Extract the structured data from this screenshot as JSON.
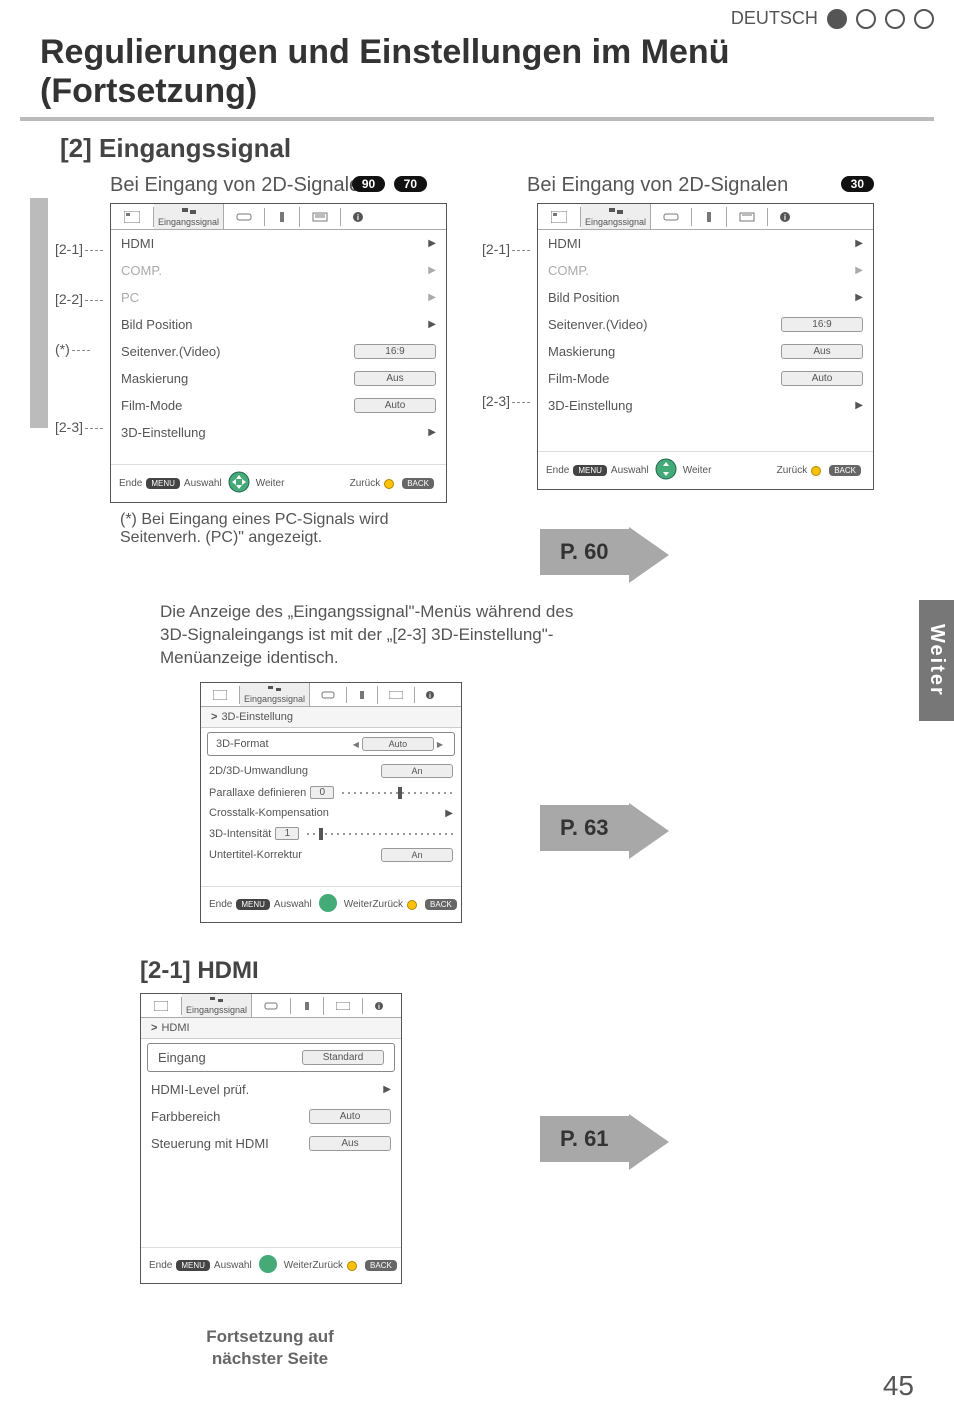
{
  "header": {
    "language_label": "DEUTSCH"
  },
  "page": {
    "title": "Regulierungen und Einstellungen im Menü (Fortsetzung)",
    "number": "45"
  },
  "section": {
    "heading": "[2] Eingangssignal"
  },
  "ui": {
    "tab_label_input": "Eingangssignal",
    "footer_end": "Ende",
    "footer_menu": "MENU",
    "footer_select": "Auswahl",
    "footer_next": "Weiter",
    "footer_back": "Zurück",
    "footer_back_btn": "BACK"
  },
  "left_panel": {
    "caption": "Bei Eingang von 2D-Signalen",
    "badges": [
      "90",
      "70"
    ],
    "rows": {
      "hdmi": "HDMI",
      "comp": "COMP.",
      "pc": "PC",
      "bild": "Bild Position",
      "seiten": "Seitenver.(Video)",
      "seiten_val": "16:9",
      "mask": "Maskierung",
      "mask_val": "Aus",
      "film": "Film-Mode",
      "film_val": "Auto",
      "d3": "3D-Einstellung"
    },
    "callouts": {
      "c1": "[2-1]",
      "c2": "[2-2]",
      "c3": "(*)",
      "c4": "[2-3]"
    },
    "note_prefix": "(*)",
    "note_text": " Bei Eingang eines PC-Signals wird Seitenverh. (PC)\" angezeigt."
  },
  "right_panel": {
    "caption": "Bei Eingang von 2D-Signalen",
    "badges": [
      "30"
    ],
    "rows": {
      "hdmi": "HDMI",
      "comp": "COMP.",
      "bild": "Bild Position",
      "seiten": "Seitenver.(Video)",
      "seiten_val": "16:9",
      "mask": "Maskierung",
      "mask_val": "Aus",
      "film": "Film-Mode",
      "film_val": "Auto",
      "d3": "3D-Einstellung"
    },
    "callouts": {
      "c1": "[2-1]",
      "c2": "[2-3]"
    }
  },
  "mid_note": "Die Anzeige des „Eingangssignal\"-Menüs während des 3D-Signaleingangs ist mit der „[2-3] 3D-Einstellung\"-Menüanzeige identisch.",
  "mini_panel": {
    "breadcrumb": "3D-Einstellung",
    "rows": {
      "format": "3D-Format",
      "format_val": "Auto",
      "umw": "2D/3D-Umwandlung",
      "umw_val": "An",
      "par": "Parallaxe definieren",
      "par_val": "0",
      "cross": "Crosstalk-Kompensation",
      "int": "3D-Intensität",
      "int_val": "1",
      "unt": "Untertitel-Korrektur",
      "unt_val": "An"
    }
  },
  "hdmi_section": {
    "heading": "[2-1] HDMI",
    "breadcrumb": "HDMI",
    "rows": {
      "eingang": "Eingang",
      "eingang_val": "Standard",
      "level": "HDMI-Level prüf.",
      "farb": "Farbbereich",
      "farb_val": "Auto",
      "steuer": "Steuerung mit HDMI",
      "steuer_val": "Aus"
    },
    "cont_line1": "Fortsetzung auf",
    "cont_line2": "nächster Seite"
  },
  "page_refs": {
    "p60": "P. 60",
    "p63": "P. 63",
    "p61": "P. 61"
  },
  "side_tab": "Weiter"
}
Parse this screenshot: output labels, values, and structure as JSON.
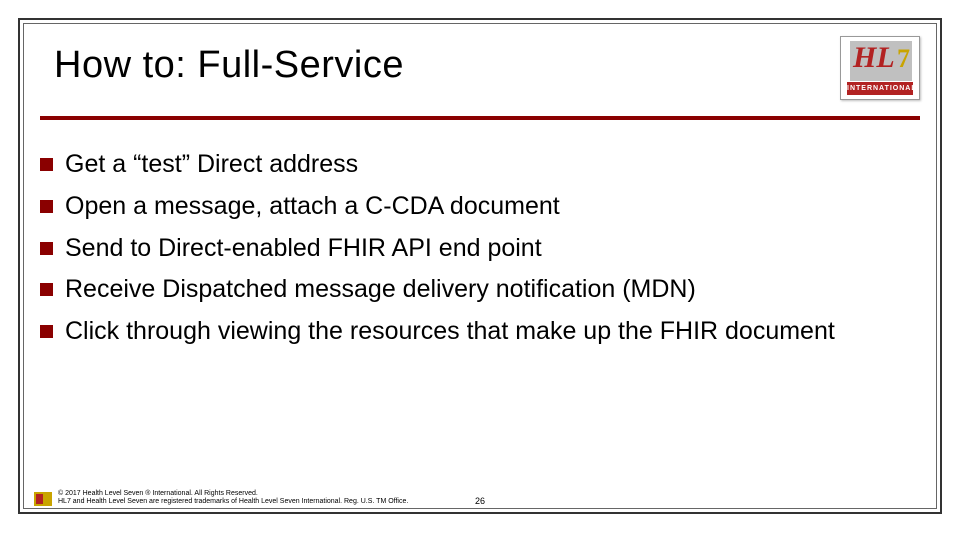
{
  "title": "How to: Full-Service",
  "logo": {
    "hl_text": "HL",
    "seven_text": "7",
    "banner_text": "INTERNATIONAL"
  },
  "bullets": [
    "Get a “test” Direct address",
    "Open a message, attach a C-CDA document",
    "Send to Direct-enabled FHIR API end point",
    "Receive Dispatched message delivery notification (MDN)",
    "Click through viewing the resources that make up the FHIR document"
  ],
  "footer": {
    "line1": "© 2017 Health Level Seven ® International. All Rights Reserved.",
    "line2": "HL7 and Health Level Seven are registered trademarks of Health Level Seven International. Reg. U.S. TM Office."
  },
  "page_number": "26"
}
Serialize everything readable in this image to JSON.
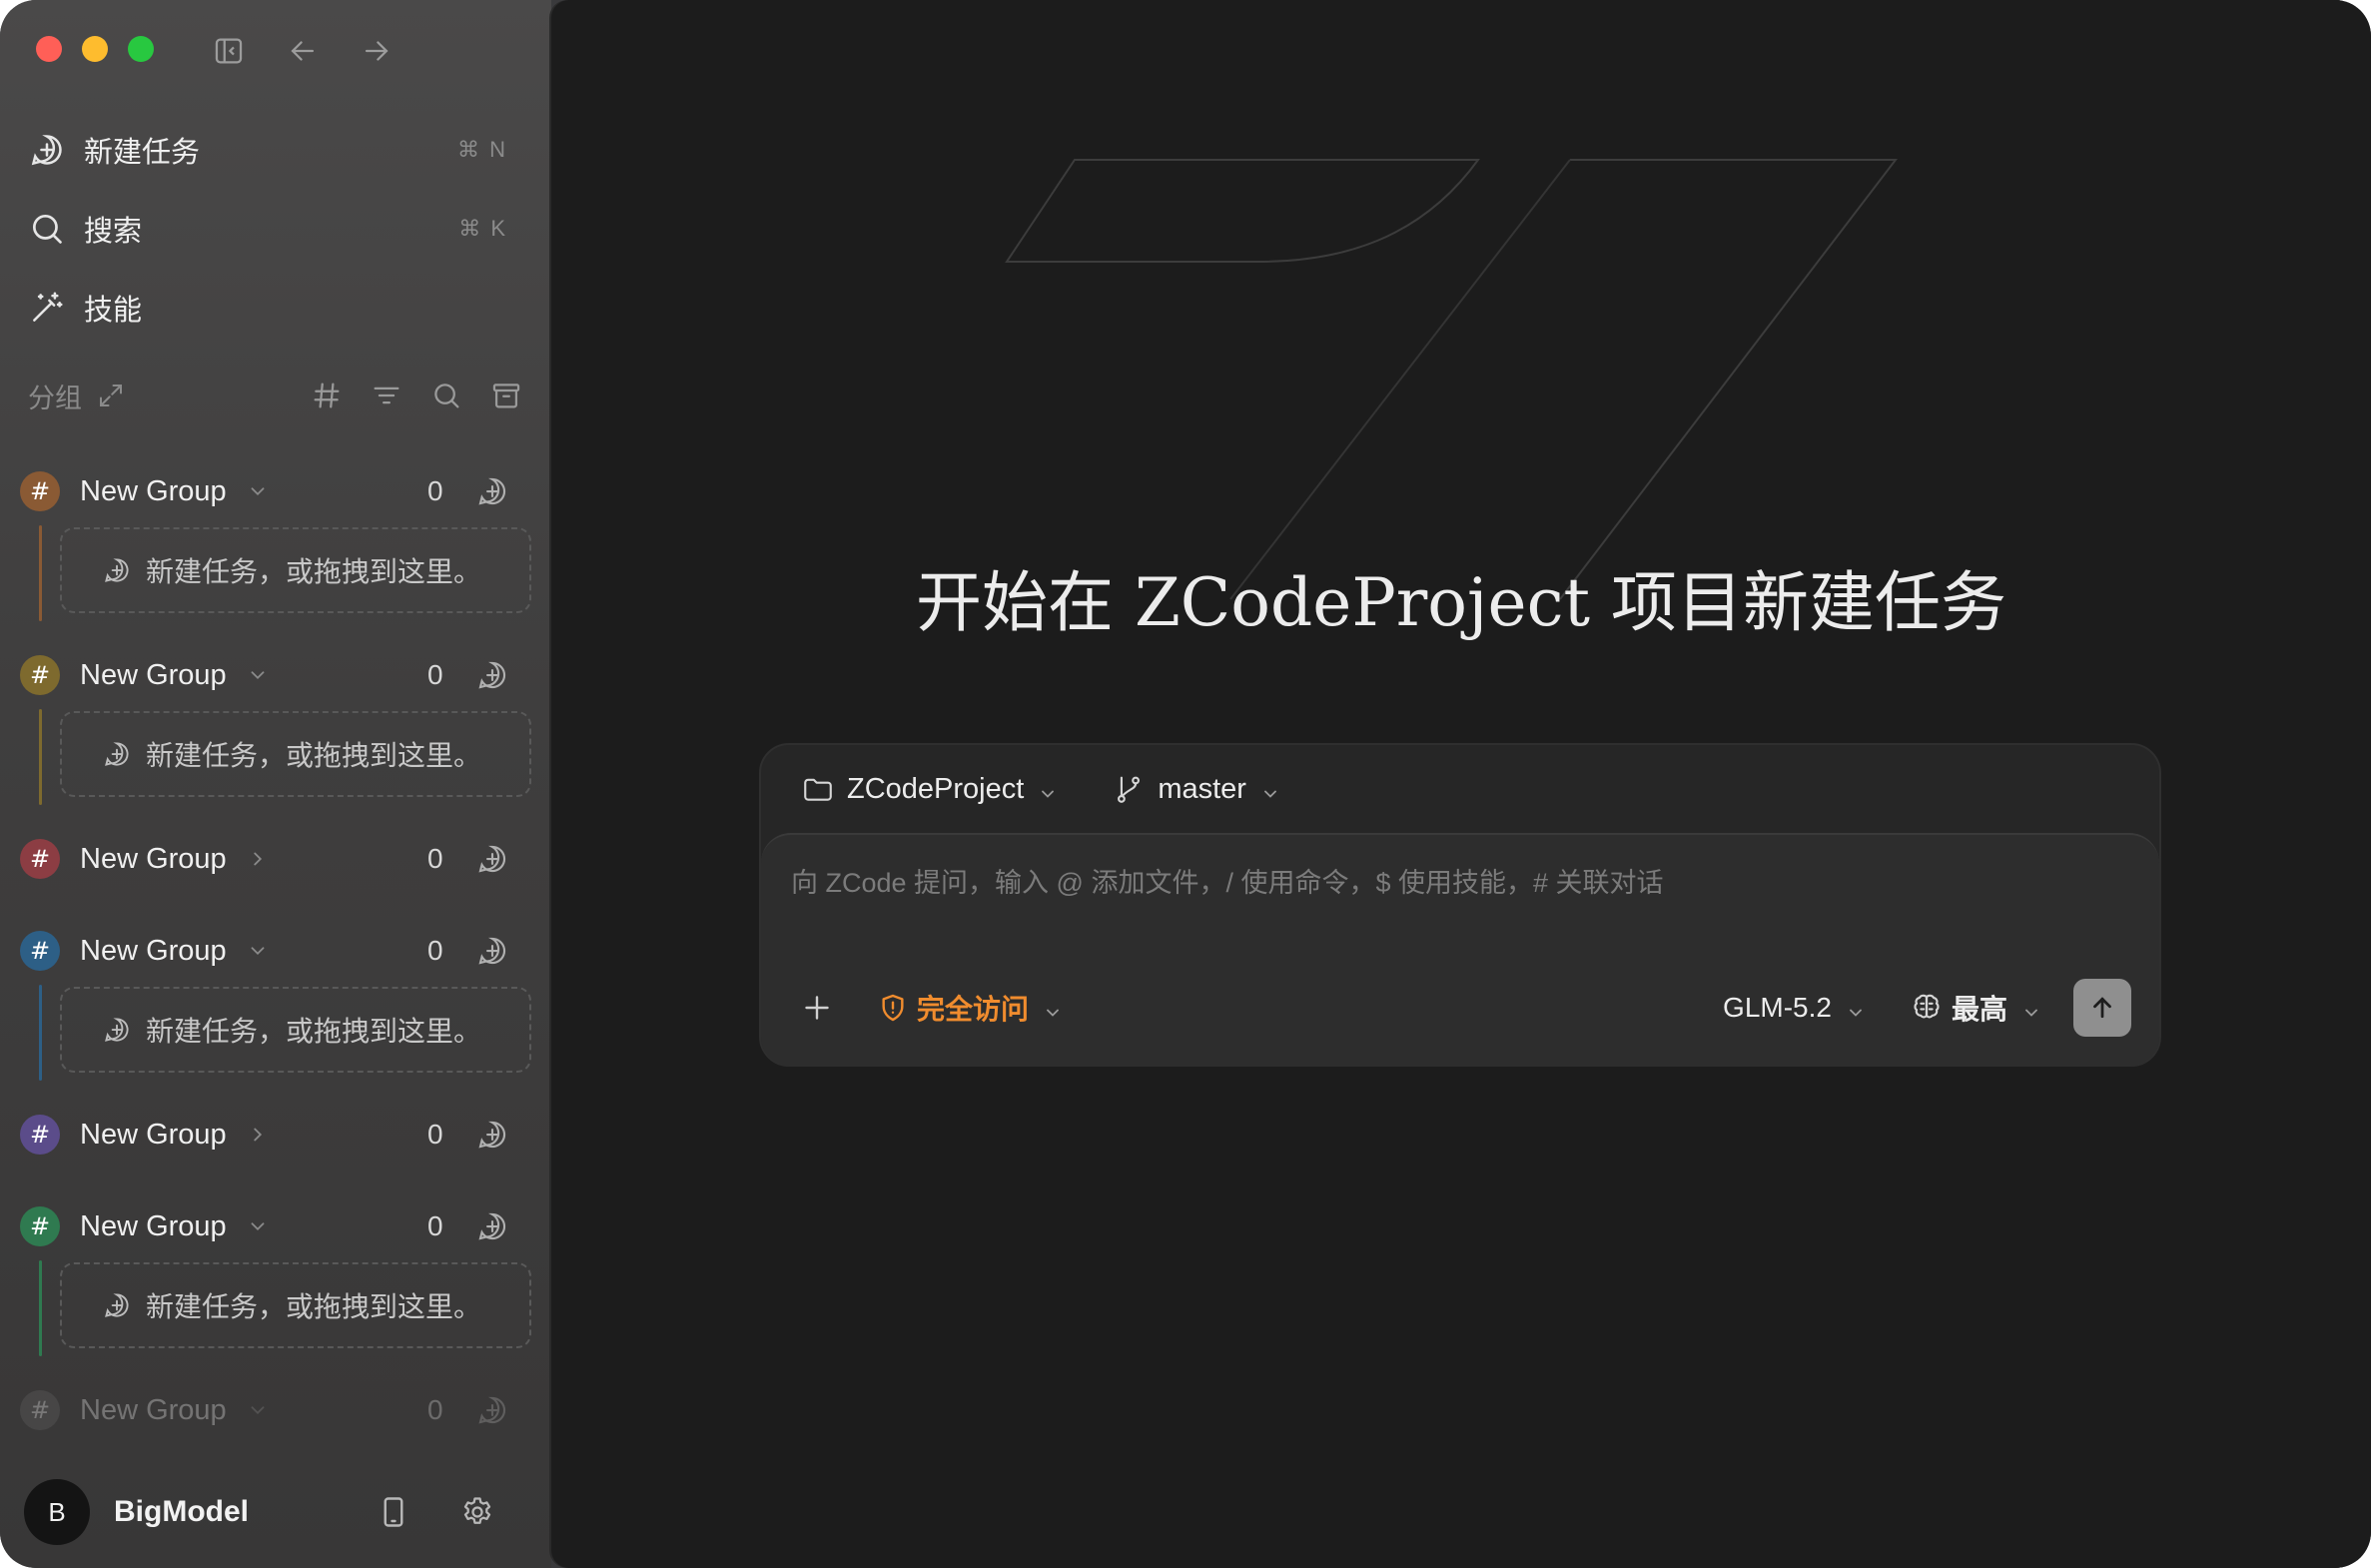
{
  "window": {
    "traffic_lights": {
      "close": "#ff5f57",
      "minimize": "#febc2e",
      "zoom": "#28c840"
    }
  },
  "sidebar": {
    "nav": [
      {
        "label": "新建任务",
        "shortcut": "⌘ N",
        "icon": "new-task-icon"
      },
      {
        "label": "搜索",
        "shortcut": "⌘ K",
        "icon": "search-icon"
      },
      {
        "label": "技能",
        "shortcut": "",
        "icon": "magic-wand-icon"
      }
    ],
    "groups_title": "分组",
    "groups": [
      {
        "name": "New Group",
        "count": "0",
        "color": "#8a5a34",
        "expanded": true,
        "placeholder": "新建任务，或拖拽到这里。"
      },
      {
        "name": "New Group",
        "count": "0",
        "color": "#7e6a2e",
        "expanded": true,
        "placeholder": "新建任务，或拖拽到这里。"
      },
      {
        "name": "New Group",
        "count": "0",
        "color": "#8c3d43",
        "expanded": false,
        "placeholder": ""
      },
      {
        "name": "New Group",
        "count": "0",
        "color": "#2d5f86",
        "expanded": true,
        "placeholder": "新建任务，或拖拽到这里。"
      },
      {
        "name": "New Group",
        "count": "0",
        "color": "#5b4c8a",
        "expanded": false,
        "placeholder": ""
      },
      {
        "name": "New Group",
        "count": "0",
        "color": "#2f7a50",
        "expanded": true,
        "placeholder": "新建任务，或拖拽到这里。"
      },
      {
        "name": "New Group",
        "count": "0",
        "color": "#666666",
        "expanded": true,
        "placeholder": ""
      }
    ],
    "group_hash": "#",
    "user": {
      "initial": "B",
      "name": "BigModel"
    }
  },
  "main": {
    "hero_title": "开始在 ZCodeProject 项目新建任务",
    "project": "ZCodeProject",
    "branch": "master",
    "prompt_placeholder": "向 ZCode 提问，输入 @ 添加文件，/ 使用命令，$ 使用技能，# 关联对话",
    "access_label": "完全访问",
    "model": "GLM-5.2",
    "effort": "最高",
    "accent_access": "#f08c2e"
  }
}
───
Repeat the material above in full and exactly, omitting the pictures.

## Expected answer
Extract the structured data from this screenshot as JSON.
{
  "header": {
    "language_label": "DEUTSCH"
  },
  "page": {
    "title": "Regulierungen und Einstellungen im Menü (Fortsetzung)",
    "number": "45"
  },
  "section": {
    "heading": "[2] Eingangssignal"
  },
  "ui": {
    "tab_label_input": "Eingangssignal",
    "footer_end": "Ende",
    "footer_menu": "MENU",
    "footer_select": "Auswahl",
    "footer_next": "Weiter",
    "footer_back": "Zurück",
    "footer_back_btn": "BACK"
  },
  "left_panel": {
    "caption": "Bei Eingang von 2D-Signalen",
    "badges": [
      "90",
      "70"
    ],
    "rows": {
      "hdmi": "HDMI",
      "comp": "COMP.",
      "pc": "PC",
      "bild": "Bild Position",
      "seiten": "Seitenver.(Video)",
      "seiten_val": "16:9",
      "mask": "Maskierung",
      "mask_val": "Aus",
      "film": "Film-Mode",
      "film_val": "Auto",
      "d3": "3D-Einstellung"
    },
    "callouts": {
      "c1": "[2-1]",
      "c2": "[2-2]",
      "c3": "(*)",
      "c4": "[2-3]"
    },
    "note_prefix": "(*)",
    "note_text": " Bei Eingang eines PC-Signals wird Seitenverh. (PC)\" angezeigt."
  },
  "right_panel": {
    "caption": "Bei Eingang von 2D-Signalen",
    "badges": [
      "30"
    ],
    "rows": {
      "hdmi": "HDMI",
      "comp": "COMP.",
      "bild": "Bild Position",
      "seiten": "Seitenver.(Video)",
      "seiten_val": "16:9",
      "mask": "Maskierung",
      "mask_val": "Aus",
      "film": "Film-Mode",
      "film_val": "Auto",
      "d3": "3D-Einstellung"
    },
    "callouts": {
      "c1": "[2-1]",
      "c2": "[2-3]"
    }
  },
  "mid_note": "Die Anzeige des „Eingangssignal\"-Menüs während des 3D-Signaleingangs ist mit der „[2-3] 3D-Einstellung\"-Menüanzeige identisch.",
  "mini_panel": {
    "breadcrumb": "3D-Einstellung",
    "rows": {
      "format": "3D-Format",
      "format_val": "Auto",
      "umw": "2D/3D-Umwandlung",
      "umw_val": "An",
      "par": "Parallaxe definieren",
      "par_val": "0",
      "cross": "Crosstalk-Kompensation",
      "int": "3D-Intensität",
      "int_val": "1",
      "unt": "Untertitel-Korrektur",
      "unt_val": "An"
    }
  },
  "hdmi_section": {
    "heading": "[2-1] HDMI",
    "breadcrumb": "HDMI",
    "rows": {
      "eingang": "Eingang",
      "eingang_val": "Standard",
      "level": "HDMI-Level prüf.",
      "farb": "Farbbereich",
      "farb_val": "Auto",
      "steuer": "Steuerung mit HDMI",
      "steuer_val": "Aus"
    },
    "cont_line1": "Fortsetzung auf",
    "cont_line2": "nächster Seite"
  },
  "page_refs": {
    "p60": "P. 60",
    "p63": "P. 63",
    "p61": "P. 61"
  },
  "side_tab": "Weiter"
}
Parse this screenshot: output labels, values, and structure as JSON.
{
  "title": "How to: Full-Service",
  "logo": {
    "hl_text": "HL",
    "seven_text": "7",
    "banner_text": "INTERNATIONAL"
  },
  "bullets": [
    "Get a “test” Direct address",
    "Open a message, attach a C-CDA document",
    "Send to Direct-enabled FHIR API end point",
    "Receive Dispatched message delivery notification (MDN)",
    "Click through viewing the resources that make up the FHIR document"
  ],
  "footer": {
    "line1": "© 2017 Health Level Seven ® International. All Rights Reserved.",
    "line2": "HL7 and Health Level Seven are registered trademarks of Health Level Seven International. Reg. U.S. TM Office."
  },
  "page_number": "26"
}
Serialize everything readable in this image to JSON.
{
  "window": {
    "traffic_lights": {
      "close": "#ff5f57",
      "minimize": "#febc2e",
      "zoom": "#28c840"
    }
  },
  "sidebar": {
    "nav": [
      {
        "label": "新建任务",
        "shortcut": "⌘ N",
        "icon": "new-task-icon"
      },
      {
        "label": "搜索",
        "shortcut": "⌘ K",
        "icon": "search-icon"
      },
      {
        "label": "技能",
        "shortcut": "",
        "icon": "magic-wand-icon"
      }
    ],
    "groups_title": "分组",
    "groups": [
      {
        "name": "New Group",
        "count": "0",
        "color": "#8a5a34",
        "expanded": true,
        "placeholder": "新建任务，或拖拽到这里。"
      },
      {
        "name": "New Group",
        "count": "0",
        "color": "#7e6a2e",
        "expanded": true,
        "placeholder": "新建任务，或拖拽到这里。"
      },
      {
        "name": "New Group",
        "count": "0",
        "color": "#8c3d43",
        "expanded": false,
        "placeholder": ""
      },
      {
        "name": "New Group",
        "count": "0",
        "color": "#2d5f86",
        "expanded": true,
        "placeholder": "新建任务，或拖拽到这里。"
      },
      {
        "name": "New Group",
        "count": "0",
        "color": "#5b4c8a",
        "expanded": false,
        "placeholder": ""
      },
      {
        "name": "New Group",
        "count": "0",
        "color": "#2f7a50",
        "expanded": true,
        "placeholder": "新建任务，或拖拽到这里。"
      },
      {
        "name": "New Group",
        "count": "0",
        "color": "#666666",
        "expanded": true,
        "placeholder": ""
      }
    ],
    "group_hash": "#",
    "user": {
      "initial": "B",
      "name": "BigModel"
    }
  },
  "main": {
    "hero_title": "开始在 ZCodeProject 项目新建任务",
    "project": "ZCodeProject",
    "branch": "master",
    "prompt_placeholder": "向 ZCode 提问，输入 @ 添加文件，/ 使用命令，$ 使用技能，# 关联对话",
    "access_label": "完全访问",
    "model": "GLM-5.2",
    "effort": "最高",
    "accent_access": "#f08c2e"
  }
}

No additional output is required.